* [WRITTEN INSTRUCTION]: Restate all of the entries exactly, dropping any pictures they hold.

* [SUPPLIED ENTRIES]:
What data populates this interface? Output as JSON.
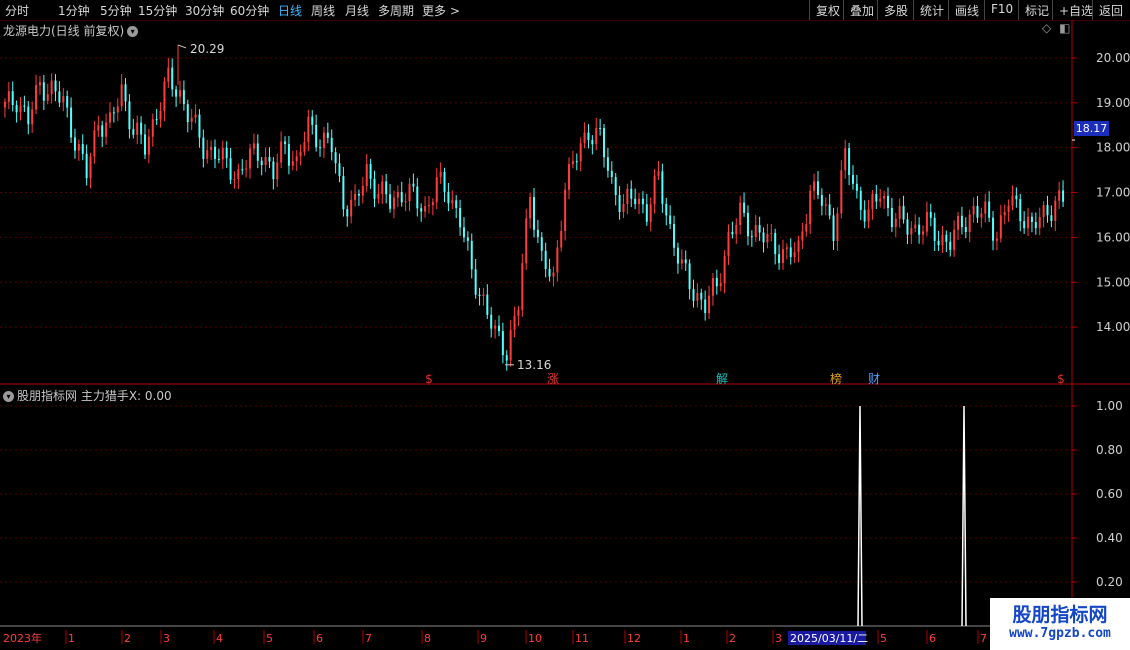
{
  "toolbar": {
    "periods": [
      "分时",
      "1分钟",
      "5分钟",
      "15分钟",
      "30分钟",
      "60分钟",
      "日线",
      "周线",
      "月线",
      "多周期",
      "更多 >"
    ],
    "active_period": "日线",
    "right_buttons": [
      "复权",
      "叠加",
      "多股",
      "统计",
      "画线",
      "F10",
      "标记",
      "+自选",
      "返回"
    ]
  },
  "main_pane": {
    "title": "龙源电力(日线 前复权)",
    "high_label": "20.29",
    "low_label": "13.16",
    "current_price": "18.17",
    "price_ticks": [
      "20.00",
      "19.00",
      "18.00",
      "17.00",
      "16.00",
      "15.00",
      "14.00"
    ],
    "markers": [
      {
        "label": "$",
        "color": "#e03030"
      },
      {
        "label": "涨",
        "color": "#e03030"
      },
      {
        "label": "解",
        "color": "#20c0c0"
      },
      {
        "label": "榜",
        "color": "#e0a020"
      },
      {
        "label": "财",
        "color": "#4aa0ff"
      },
      {
        "label": "$",
        "color": "#e03030"
      }
    ]
  },
  "indicator_pane": {
    "title": "股朋指标网  主力猎手X: 0.00",
    "ticks": [
      "1.00",
      "0.80",
      "0.60",
      "0.40",
      "0.20"
    ]
  },
  "time_axis": [
    "2023年",
    "1",
    "2",
    "3",
    "4",
    "5",
    "6",
    "7",
    "8",
    "9",
    "10",
    "11",
    "12",
    "1",
    "2",
    "3",
    "2025/03/11/二",
    "5",
    "6",
    "7"
  ],
  "watermark": {
    "title": "股朋指标网",
    "url": "www.7gpzb.com"
  },
  "colors": {
    "up": "#ff3c3c",
    "down": "#50ffff",
    "axis": "#b00000",
    "grid": "#5a0000"
  },
  "chart_data": {
    "type": "candlestick",
    "title": "龙源电力(日线 前复权)",
    "y_range": [
      13.0,
      20.4
    ],
    "highest": 20.29,
    "lowest": 13.16,
    "last": 18.17,
    "close_trend": [
      18.9,
      19.1,
      18.6,
      19.4,
      19.3,
      19.0,
      18.2,
      17.4,
      18.6,
      18.5,
      19.3,
      18.4,
      18.0,
      18.8,
      19.5,
      19.2,
      18.6,
      18.0,
      17.9,
      17.6,
      17.4,
      17.8,
      17.9,
      17.4,
      18.1,
      17.6,
      18.5,
      18.2,
      18.0,
      16.8,
      16.7,
      17.5,
      17.0,
      16.8,
      17.0,
      16.9,
      16.6,
      17.2,
      17.0,
      16.4,
      15.2,
      14.6,
      13.8,
      13.5,
      14.5,
      17.0,
      15.5,
      15.0,
      17.2,
      17.8,
      18.4,
      18.2,
      17.2,
      16.7,
      16.9,
      16.6,
      17.3,
      16.2,
      15.3,
      14.8,
      14.5,
      14.9,
      16.0,
      16.5,
      16.2,
      16.0,
      15.8,
      15.6,
      15.7,
      17.1,
      16.8,
      16.2,
      17.8,
      16.9,
      16.5,
      17.0,
      16.5,
      16.3,
      16.2,
      16.3,
      16.0,
      15.9,
      16.3,
      16.6,
      16.5,
      16.1,
      16.8,
      16.6,
      16.2,
      16.5,
      16.8
    ],
    "indicator": {
      "name": "主力猎手X",
      "value": 0.0,
      "y_ticks": [
        1.0,
        0.8,
        0.6,
        0.4,
        0.2
      ],
      "signals": [
        1.0,
        1.0
      ]
    }
  }
}
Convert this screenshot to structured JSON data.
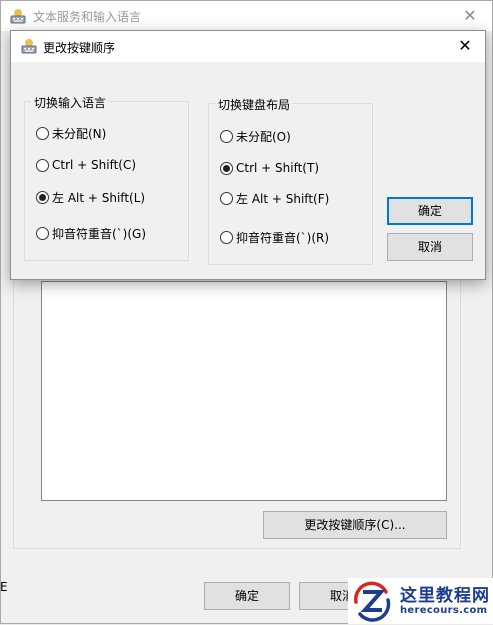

* [FULL OUTPUT]:
What data populates this interface? Output as JSON.
{
  "toolbar": {
    "periods": [
      "分时",
      "1分钟",
      "5分钟",
      "15分钟",
      "30分钟",
      "60分钟",
      "日线",
      "周线",
      "月线",
      "多周期",
      "更多 >"
    ],
    "active_period": "日线",
    "right_buttons": [
      "复权",
      "叠加",
      "多股",
      "统计",
      "画线",
      "F10",
      "标记",
      "+自选",
      "返回"
    ]
  },
  "main_pane": {
    "title": "龙源电力(日线 前复权)",
    "high_label": "20.29",
    "low_label": "13.16",
    "current_price": "18.17",
    "price_ticks": [
      "20.00",
      "19.00",
      "18.00",
      "17.00",
      "16.00",
      "15.00",
      "14.00"
    ],
    "markers": [
      {
        "label": "$",
        "color": "#e03030"
      },
      {
        "label": "涨",
        "color": "#e03030"
      },
      {
        "label": "解",
        "color": "#20c0c0"
      },
      {
        "label": "榜",
        "color": "#e0a020"
      },
      {
        "label": "财",
        "color": "#4aa0ff"
      },
      {
        "label": "$",
        "color": "#e03030"
      }
    ]
  },
  "indicator_pane": {
    "title": "股朋指标网  主力猎手X: 0.00",
    "ticks": [
      "1.00",
      "0.80",
      "0.60",
      "0.40",
      "0.20"
    ]
  },
  "time_axis": [
    "2023年",
    "1",
    "2",
    "3",
    "4",
    "5",
    "6",
    "7",
    "8",
    "9",
    "10",
    "11",
    "12",
    "1",
    "2",
    "3",
    "2025/03/11/二",
    "5",
    "6",
    "7"
  ],
  "watermark": {
    "title": "股朋指标网",
    "url": "www.7gpzb.com"
  },
  "colors": {
    "up": "#ff3c3c",
    "down": "#50ffff",
    "axis": "#b00000",
    "grid": "#5a0000"
  },
  "chart_data": {
    "type": "candlestick",
    "title": "龙源电力(日线 前复权)",
    "y_range": [
      13.0,
      20.4
    ],
    "highest": 20.29,
    "lowest": 13.16,
    "last": 18.17,
    "close_trend": [
      18.9,
      19.1,
      18.6,
      19.4,
      19.3,
      19.0,
      18.2,
      17.4,
      18.6,
      18.5,
      19.3,
      18.4,
      18.0,
      18.8,
      19.5,
      19.2,
      18.6,
      18.0,
      17.9,
      17.6,
      17.4,
      17.8,
      17.9,
      17.4,
      18.1,
      17.6,
      18.5,
      18.2,
      18.0,
      16.8,
      16.7,
      17.5,
      17.0,
      16.8,
      17.0,
      16.9,
      16.6,
      17.2,
      17.0,
      16.4,
      15.2,
      14.6,
      13.8,
      13.5,
      14.5,
      17.0,
      15.5,
      15.0,
      17.2,
      17.8,
      18.4,
      18.2,
      17.2,
      16.7,
      16.9,
      16.6,
      17.3,
      16.2,
      15.3,
      14.8,
      14.5,
      14.9,
      16.0,
      16.5,
      16.2,
      16.0,
      15.8,
      15.6,
      15.7,
      17.1,
      16.8,
      16.2,
      17.8,
      16.9,
      16.5,
      17.0,
      16.5,
      16.3,
      16.2,
      16.3,
      16.0,
      15.9,
      16.3,
      16.6,
      16.5,
      16.1,
      16.8,
      16.6,
      16.2,
      16.5,
      16.8
    ],
    "indicator": {
      "name": "主力猎手X",
      "value": 0.0,
      "y_ticks": [
        1.0,
        0.8,
        0.6,
        0.4,
        0.2
      ],
      "signals": [
        1.0,
        1.0
      ]
    }
  }
}
Convert this screenshot to structured JSON data.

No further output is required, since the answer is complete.